### [SHORT TASK]
Copy out every line that contains the word "chevron".

[Extracted records]

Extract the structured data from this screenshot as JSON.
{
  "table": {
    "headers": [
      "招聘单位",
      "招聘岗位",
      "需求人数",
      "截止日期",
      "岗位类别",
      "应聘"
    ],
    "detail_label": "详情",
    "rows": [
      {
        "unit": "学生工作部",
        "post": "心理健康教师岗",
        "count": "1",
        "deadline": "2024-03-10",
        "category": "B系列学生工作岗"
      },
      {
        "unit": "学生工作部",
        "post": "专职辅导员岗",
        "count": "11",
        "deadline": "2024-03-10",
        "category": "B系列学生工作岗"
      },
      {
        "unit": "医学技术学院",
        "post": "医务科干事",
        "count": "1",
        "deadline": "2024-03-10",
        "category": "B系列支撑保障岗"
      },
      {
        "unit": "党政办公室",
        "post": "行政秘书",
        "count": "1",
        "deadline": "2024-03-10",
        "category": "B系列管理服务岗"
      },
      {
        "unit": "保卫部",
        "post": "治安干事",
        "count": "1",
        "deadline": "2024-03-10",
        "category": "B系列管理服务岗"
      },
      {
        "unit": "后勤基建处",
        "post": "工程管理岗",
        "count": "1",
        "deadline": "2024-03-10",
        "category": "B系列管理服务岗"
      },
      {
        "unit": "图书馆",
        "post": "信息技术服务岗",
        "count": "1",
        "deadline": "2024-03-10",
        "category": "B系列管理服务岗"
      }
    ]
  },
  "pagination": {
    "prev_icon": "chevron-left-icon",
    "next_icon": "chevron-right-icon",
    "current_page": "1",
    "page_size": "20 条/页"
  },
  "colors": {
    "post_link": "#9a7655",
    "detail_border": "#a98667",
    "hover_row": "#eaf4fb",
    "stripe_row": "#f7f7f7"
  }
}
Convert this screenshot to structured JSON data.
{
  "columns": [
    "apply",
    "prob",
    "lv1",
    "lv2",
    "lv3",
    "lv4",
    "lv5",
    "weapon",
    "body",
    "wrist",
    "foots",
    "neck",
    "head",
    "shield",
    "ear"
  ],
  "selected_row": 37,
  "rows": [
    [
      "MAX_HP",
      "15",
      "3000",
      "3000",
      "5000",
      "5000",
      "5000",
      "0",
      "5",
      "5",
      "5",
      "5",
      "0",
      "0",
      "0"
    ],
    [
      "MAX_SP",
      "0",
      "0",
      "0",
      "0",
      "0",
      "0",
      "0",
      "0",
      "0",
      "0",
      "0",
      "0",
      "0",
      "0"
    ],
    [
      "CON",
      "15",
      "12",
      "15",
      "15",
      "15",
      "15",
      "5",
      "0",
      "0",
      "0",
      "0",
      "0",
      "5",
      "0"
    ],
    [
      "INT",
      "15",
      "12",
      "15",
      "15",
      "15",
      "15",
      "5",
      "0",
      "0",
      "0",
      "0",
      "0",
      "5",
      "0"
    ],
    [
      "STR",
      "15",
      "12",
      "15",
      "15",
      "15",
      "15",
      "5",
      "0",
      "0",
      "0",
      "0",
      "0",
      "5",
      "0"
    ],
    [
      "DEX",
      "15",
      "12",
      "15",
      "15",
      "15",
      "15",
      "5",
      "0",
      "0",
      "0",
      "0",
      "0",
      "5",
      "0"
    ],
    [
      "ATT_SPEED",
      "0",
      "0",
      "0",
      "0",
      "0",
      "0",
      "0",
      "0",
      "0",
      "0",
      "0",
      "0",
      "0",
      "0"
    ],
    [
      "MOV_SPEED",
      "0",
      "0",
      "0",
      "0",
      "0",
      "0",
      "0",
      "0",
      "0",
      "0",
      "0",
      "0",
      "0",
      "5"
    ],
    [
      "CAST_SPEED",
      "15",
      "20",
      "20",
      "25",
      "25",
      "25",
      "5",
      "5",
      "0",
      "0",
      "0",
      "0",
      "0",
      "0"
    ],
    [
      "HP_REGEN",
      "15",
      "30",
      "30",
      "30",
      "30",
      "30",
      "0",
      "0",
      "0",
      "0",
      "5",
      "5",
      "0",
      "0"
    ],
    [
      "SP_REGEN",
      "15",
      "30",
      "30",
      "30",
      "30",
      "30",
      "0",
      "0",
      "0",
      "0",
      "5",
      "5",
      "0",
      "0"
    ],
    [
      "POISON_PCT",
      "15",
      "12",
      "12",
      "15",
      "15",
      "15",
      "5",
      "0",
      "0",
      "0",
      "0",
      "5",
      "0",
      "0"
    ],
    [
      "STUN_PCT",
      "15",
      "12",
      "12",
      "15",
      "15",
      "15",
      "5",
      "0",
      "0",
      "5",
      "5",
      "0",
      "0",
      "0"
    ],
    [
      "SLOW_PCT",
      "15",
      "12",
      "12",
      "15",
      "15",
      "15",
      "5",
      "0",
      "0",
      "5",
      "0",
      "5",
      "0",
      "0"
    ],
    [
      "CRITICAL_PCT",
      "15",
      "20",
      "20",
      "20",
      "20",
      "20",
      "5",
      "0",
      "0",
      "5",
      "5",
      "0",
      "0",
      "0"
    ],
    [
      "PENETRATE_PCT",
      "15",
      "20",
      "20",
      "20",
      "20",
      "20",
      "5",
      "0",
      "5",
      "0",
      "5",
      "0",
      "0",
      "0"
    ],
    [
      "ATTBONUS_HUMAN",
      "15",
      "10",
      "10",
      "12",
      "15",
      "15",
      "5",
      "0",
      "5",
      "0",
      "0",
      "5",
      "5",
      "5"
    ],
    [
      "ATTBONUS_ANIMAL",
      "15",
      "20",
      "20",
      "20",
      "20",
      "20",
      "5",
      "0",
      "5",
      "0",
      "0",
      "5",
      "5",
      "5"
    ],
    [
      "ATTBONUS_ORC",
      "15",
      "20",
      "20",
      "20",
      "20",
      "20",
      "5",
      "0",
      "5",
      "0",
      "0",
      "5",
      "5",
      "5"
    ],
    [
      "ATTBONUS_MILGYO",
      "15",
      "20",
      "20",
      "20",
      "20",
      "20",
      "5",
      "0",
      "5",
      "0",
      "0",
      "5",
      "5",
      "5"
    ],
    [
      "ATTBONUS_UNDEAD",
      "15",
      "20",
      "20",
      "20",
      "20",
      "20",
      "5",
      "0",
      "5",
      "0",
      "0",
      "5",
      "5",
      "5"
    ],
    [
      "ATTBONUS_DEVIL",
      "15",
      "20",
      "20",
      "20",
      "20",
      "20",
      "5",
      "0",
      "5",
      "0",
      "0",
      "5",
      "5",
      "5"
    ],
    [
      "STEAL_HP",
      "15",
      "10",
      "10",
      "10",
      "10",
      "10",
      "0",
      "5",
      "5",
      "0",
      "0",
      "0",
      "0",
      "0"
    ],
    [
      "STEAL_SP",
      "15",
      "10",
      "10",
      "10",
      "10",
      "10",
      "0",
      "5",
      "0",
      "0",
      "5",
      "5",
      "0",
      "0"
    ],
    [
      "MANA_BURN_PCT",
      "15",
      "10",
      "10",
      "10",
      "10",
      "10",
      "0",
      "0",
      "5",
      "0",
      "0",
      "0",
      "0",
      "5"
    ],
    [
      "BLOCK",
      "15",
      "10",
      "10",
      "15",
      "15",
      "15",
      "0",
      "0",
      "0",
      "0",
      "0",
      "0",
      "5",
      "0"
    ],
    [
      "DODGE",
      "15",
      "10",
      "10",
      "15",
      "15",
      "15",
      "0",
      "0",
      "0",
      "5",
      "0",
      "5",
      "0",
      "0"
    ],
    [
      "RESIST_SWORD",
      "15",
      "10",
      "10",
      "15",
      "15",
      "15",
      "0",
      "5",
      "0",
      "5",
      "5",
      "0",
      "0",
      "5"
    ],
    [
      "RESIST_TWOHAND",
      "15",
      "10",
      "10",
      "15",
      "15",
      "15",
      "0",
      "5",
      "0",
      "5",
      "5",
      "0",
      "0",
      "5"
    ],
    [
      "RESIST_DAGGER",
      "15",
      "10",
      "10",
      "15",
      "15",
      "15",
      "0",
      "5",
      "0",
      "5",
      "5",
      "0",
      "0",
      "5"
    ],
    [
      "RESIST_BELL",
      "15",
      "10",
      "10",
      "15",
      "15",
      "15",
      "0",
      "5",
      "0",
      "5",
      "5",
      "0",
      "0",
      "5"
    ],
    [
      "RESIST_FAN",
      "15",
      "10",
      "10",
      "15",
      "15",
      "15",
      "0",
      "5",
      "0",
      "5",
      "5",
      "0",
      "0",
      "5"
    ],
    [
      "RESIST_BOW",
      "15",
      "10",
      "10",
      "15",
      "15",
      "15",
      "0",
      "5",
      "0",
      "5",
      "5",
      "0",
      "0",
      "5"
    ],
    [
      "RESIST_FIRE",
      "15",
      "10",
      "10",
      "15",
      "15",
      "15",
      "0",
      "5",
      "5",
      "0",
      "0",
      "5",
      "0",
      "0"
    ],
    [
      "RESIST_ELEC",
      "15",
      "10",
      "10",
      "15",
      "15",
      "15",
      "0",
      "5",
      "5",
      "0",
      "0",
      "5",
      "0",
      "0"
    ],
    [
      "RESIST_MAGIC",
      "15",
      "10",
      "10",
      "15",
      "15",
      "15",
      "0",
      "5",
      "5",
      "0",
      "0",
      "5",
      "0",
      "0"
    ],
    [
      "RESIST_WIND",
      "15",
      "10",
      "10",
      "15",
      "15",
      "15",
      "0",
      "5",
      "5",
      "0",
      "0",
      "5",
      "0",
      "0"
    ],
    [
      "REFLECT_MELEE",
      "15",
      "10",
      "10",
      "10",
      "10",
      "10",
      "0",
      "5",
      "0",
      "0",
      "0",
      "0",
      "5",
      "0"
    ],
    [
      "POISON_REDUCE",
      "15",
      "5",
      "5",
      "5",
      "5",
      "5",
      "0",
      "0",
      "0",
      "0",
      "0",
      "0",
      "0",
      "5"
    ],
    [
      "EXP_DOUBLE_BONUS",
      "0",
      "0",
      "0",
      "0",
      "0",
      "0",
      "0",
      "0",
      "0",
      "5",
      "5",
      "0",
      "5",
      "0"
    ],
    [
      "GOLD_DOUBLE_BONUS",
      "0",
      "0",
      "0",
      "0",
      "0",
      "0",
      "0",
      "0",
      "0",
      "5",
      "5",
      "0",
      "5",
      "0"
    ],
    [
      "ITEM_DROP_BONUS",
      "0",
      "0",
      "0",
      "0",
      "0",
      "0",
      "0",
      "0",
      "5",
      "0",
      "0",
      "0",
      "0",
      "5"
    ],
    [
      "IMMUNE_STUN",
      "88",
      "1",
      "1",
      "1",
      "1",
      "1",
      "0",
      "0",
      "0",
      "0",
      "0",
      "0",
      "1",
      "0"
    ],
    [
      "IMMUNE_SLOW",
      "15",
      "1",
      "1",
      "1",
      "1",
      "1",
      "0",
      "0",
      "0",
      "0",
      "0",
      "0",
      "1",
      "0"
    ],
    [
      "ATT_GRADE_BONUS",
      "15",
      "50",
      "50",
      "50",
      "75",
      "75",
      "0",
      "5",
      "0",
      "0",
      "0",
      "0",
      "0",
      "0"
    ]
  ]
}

### [FINISHED ANSWER]
    "prev_icon": "chevron-left-icon",
    "next_icon": "chevron-right-icon",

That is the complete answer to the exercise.